Recorded data:
%%
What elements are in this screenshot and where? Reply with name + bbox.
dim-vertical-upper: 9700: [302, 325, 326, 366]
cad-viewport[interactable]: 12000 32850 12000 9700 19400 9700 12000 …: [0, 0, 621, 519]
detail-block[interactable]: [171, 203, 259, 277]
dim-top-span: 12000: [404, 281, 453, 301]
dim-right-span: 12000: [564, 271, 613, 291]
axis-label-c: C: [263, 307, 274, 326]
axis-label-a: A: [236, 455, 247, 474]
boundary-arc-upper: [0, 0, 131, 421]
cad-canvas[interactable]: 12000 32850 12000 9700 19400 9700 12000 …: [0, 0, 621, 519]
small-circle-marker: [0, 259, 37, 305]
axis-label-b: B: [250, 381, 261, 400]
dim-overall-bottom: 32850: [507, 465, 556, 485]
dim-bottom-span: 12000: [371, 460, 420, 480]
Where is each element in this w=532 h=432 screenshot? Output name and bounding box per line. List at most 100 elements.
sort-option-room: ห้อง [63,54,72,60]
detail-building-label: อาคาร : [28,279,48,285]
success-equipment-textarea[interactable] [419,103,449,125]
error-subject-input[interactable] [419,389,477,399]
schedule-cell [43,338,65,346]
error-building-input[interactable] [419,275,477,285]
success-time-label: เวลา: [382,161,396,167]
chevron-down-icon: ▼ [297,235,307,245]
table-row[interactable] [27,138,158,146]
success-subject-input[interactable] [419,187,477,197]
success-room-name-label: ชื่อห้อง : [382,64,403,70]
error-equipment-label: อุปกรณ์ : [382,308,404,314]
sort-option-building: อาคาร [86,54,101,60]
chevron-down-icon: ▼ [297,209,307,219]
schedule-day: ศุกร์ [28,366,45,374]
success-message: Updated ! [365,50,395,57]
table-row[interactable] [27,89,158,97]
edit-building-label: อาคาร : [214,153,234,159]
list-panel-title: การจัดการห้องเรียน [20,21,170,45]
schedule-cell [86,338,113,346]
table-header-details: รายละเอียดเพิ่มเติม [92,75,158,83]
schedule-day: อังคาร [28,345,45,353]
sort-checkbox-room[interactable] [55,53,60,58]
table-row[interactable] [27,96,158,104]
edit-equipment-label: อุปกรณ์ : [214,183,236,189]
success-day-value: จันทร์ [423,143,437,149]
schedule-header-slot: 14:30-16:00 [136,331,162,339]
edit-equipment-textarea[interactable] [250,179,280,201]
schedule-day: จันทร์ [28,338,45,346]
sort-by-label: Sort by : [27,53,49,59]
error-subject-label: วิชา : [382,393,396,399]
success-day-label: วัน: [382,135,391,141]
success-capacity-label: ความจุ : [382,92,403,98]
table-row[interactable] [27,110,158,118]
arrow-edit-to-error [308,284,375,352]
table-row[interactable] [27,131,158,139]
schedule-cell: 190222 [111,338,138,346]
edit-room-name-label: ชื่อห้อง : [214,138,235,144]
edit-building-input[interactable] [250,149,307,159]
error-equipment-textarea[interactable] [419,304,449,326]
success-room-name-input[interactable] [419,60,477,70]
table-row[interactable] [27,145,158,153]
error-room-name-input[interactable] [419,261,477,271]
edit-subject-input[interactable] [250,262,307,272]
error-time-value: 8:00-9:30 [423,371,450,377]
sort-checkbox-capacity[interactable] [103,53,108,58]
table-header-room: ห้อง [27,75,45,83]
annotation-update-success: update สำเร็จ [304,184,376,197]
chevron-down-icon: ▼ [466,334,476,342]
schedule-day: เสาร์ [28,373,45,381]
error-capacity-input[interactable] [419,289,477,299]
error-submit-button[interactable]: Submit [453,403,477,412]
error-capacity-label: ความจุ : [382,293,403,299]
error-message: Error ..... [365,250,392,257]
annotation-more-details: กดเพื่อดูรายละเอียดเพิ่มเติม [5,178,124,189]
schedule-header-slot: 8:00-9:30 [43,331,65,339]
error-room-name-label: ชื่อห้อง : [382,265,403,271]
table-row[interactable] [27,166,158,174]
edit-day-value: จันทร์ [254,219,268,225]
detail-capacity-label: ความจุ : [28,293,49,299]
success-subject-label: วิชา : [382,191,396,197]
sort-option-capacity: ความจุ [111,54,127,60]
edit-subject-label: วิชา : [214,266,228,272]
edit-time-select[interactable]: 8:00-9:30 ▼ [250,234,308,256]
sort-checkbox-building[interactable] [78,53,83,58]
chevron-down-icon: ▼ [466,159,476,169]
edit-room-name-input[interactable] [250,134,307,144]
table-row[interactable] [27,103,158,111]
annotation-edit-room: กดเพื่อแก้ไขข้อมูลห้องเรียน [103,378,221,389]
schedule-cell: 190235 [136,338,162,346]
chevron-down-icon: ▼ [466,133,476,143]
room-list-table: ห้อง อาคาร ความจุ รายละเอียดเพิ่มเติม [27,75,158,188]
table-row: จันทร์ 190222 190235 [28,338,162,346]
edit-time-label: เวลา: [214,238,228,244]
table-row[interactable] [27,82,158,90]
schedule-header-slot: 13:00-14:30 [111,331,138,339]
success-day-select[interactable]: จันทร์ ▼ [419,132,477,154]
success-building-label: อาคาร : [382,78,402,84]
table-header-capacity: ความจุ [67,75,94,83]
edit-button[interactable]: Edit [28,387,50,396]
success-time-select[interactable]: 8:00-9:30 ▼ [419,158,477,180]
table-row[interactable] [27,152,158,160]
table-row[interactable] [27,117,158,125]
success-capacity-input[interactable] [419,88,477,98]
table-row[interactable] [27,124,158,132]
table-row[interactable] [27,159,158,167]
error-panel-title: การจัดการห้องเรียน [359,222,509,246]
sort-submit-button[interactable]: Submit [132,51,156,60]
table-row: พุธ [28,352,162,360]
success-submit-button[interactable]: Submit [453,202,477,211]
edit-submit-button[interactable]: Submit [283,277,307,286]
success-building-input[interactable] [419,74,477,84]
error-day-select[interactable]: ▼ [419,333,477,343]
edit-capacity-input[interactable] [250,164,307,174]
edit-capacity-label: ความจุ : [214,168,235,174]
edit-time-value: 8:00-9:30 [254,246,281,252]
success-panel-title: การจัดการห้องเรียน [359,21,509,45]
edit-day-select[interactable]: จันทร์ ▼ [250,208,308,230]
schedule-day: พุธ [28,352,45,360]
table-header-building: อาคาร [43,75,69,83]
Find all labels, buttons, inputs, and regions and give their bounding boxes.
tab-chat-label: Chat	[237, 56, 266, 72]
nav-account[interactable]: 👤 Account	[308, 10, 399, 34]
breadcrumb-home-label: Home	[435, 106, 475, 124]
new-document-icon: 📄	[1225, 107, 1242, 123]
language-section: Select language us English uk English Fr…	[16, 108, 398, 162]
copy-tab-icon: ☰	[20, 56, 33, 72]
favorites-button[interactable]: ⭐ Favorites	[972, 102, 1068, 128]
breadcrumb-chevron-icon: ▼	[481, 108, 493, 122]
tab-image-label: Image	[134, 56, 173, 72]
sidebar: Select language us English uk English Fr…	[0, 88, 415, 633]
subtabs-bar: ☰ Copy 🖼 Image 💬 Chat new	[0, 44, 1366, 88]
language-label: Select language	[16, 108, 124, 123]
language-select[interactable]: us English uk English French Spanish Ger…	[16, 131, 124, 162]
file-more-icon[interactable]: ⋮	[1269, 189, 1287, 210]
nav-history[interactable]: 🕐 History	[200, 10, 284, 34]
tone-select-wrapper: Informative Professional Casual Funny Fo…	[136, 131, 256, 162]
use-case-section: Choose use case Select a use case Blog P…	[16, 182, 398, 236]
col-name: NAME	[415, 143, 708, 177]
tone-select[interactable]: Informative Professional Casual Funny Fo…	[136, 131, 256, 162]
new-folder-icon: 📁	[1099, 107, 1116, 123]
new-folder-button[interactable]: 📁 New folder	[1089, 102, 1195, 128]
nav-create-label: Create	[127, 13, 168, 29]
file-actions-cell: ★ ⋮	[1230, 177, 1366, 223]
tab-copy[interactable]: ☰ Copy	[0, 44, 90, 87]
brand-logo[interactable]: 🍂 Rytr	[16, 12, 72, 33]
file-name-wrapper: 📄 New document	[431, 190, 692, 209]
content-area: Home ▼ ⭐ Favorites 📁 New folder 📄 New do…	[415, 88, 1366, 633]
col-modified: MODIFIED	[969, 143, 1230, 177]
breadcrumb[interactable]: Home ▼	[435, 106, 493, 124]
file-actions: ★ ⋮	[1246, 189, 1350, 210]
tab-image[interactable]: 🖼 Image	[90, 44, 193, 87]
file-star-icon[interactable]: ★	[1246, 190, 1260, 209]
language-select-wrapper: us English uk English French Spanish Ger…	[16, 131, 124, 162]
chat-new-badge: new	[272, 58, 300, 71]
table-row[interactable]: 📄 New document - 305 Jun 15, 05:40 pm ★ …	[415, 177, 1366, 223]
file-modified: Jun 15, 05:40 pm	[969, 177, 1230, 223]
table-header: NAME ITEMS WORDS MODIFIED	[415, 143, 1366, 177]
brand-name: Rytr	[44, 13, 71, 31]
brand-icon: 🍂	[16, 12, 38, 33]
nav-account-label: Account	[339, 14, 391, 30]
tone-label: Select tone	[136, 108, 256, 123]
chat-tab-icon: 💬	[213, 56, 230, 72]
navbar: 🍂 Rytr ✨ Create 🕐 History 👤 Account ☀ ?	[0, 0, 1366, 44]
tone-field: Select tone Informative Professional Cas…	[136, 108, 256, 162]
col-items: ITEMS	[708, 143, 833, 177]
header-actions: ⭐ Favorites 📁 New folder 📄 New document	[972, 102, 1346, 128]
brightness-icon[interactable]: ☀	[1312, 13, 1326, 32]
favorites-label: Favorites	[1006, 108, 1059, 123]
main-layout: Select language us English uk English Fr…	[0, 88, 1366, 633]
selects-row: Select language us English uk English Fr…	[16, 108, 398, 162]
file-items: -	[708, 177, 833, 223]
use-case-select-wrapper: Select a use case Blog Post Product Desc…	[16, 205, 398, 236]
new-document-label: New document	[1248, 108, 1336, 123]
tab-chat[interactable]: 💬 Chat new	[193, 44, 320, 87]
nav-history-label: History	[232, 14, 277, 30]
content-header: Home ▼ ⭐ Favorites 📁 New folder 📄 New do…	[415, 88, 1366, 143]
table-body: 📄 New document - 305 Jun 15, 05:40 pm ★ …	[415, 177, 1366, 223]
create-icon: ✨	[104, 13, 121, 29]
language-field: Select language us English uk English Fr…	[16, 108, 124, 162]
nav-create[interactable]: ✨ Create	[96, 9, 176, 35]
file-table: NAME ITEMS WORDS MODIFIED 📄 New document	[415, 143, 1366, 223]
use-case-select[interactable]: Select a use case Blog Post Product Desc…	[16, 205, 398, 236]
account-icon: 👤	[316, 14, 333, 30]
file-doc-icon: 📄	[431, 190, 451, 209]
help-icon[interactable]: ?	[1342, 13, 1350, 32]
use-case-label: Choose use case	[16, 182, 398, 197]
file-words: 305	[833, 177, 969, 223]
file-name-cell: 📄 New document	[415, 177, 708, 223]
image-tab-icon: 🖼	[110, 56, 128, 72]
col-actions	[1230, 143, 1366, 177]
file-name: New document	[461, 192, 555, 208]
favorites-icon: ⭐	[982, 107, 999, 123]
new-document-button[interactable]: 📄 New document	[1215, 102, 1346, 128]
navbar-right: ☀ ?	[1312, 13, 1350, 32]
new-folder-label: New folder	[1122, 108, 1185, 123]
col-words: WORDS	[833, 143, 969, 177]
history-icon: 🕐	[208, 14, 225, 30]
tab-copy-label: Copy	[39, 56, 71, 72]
%%
The task ::
Reproduce the listing word for word, from its first line through the line containing "axis-label-b: B: [250, 381, 261, 400]", with both ends included.

Full answer ::
What elements are in this screenshot and where? Reply with name + bbox.
dim-vertical-upper: 9700: [302, 325, 326, 366]
cad-viewport[interactable]: 12000 32850 12000 9700 19400 9700 12000 …: [0, 0, 621, 519]
detail-block[interactable]: [171, 203, 259, 277]
dim-top-span: 12000: [404, 281, 453, 301]
dim-right-span: 12000: [564, 271, 613, 291]
axis-label-c: C: [263, 307, 274, 326]
axis-label-a: A: [236, 455, 247, 474]
boundary-arc-upper: [0, 0, 131, 421]
cad-canvas[interactable]: 12000 32850 12000 9700 19400 9700 12000 …: [0, 0, 621, 519]
small-circle-marker: [0, 259, 37, 305]
axis-label-b: B: [250, 381, 261, 400]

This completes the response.